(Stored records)
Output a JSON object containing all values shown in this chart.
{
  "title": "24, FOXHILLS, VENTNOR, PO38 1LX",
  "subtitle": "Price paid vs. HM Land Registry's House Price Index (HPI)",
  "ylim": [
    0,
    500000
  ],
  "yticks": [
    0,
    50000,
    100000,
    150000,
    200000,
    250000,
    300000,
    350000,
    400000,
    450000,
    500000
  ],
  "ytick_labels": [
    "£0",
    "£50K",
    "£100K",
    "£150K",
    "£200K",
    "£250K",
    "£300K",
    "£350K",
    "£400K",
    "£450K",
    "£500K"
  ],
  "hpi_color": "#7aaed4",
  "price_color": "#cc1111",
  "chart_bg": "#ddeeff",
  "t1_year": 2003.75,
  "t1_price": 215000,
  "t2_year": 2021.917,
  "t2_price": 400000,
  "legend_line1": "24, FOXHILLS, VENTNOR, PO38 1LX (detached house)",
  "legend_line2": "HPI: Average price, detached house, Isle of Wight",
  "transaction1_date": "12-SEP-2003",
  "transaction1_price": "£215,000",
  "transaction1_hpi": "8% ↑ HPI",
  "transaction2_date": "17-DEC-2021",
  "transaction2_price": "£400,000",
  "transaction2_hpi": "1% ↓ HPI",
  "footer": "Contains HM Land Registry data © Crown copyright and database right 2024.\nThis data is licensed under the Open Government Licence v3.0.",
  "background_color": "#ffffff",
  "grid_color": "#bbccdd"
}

--

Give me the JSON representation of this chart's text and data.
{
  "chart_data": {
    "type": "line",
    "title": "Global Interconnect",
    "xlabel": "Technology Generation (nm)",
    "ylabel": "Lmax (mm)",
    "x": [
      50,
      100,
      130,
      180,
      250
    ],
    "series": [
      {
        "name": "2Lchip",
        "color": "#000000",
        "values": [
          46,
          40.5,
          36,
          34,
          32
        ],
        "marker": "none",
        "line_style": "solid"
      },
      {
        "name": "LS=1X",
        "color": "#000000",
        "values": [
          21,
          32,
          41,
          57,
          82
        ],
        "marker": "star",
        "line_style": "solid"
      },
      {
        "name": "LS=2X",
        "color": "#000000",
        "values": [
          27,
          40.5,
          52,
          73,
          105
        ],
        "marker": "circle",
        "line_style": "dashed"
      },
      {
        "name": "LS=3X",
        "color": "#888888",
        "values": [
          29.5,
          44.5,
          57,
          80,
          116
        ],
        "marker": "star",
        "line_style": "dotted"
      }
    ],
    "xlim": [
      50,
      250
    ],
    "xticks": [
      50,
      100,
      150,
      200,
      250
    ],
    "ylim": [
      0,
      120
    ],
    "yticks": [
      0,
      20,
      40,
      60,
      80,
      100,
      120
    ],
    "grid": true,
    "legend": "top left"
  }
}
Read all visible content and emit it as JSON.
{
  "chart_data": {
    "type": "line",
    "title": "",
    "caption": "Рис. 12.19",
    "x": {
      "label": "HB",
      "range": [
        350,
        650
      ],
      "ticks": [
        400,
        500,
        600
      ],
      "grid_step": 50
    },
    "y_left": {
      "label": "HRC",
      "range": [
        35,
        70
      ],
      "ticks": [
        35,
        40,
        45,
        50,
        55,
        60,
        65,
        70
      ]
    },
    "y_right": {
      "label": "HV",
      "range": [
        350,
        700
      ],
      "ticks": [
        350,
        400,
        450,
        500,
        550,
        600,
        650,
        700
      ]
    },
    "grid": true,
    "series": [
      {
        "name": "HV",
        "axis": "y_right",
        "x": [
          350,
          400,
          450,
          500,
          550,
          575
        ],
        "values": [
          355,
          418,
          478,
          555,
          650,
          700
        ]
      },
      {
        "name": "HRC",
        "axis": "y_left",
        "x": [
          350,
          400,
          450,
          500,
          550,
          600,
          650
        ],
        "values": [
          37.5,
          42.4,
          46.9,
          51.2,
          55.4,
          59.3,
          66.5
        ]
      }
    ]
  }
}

*Given task*
Track down every line holding the string "Registry" and copy it.

*Solution to the exercise*
  "subtitle": "Price paid vs. HM Land Registry's House Price Index (HPI)",
  "footer": "Contains HM Land Registry data © Crown copyright and database right 2024.\nThis data is licensed under the Open Government Licence v3.0.",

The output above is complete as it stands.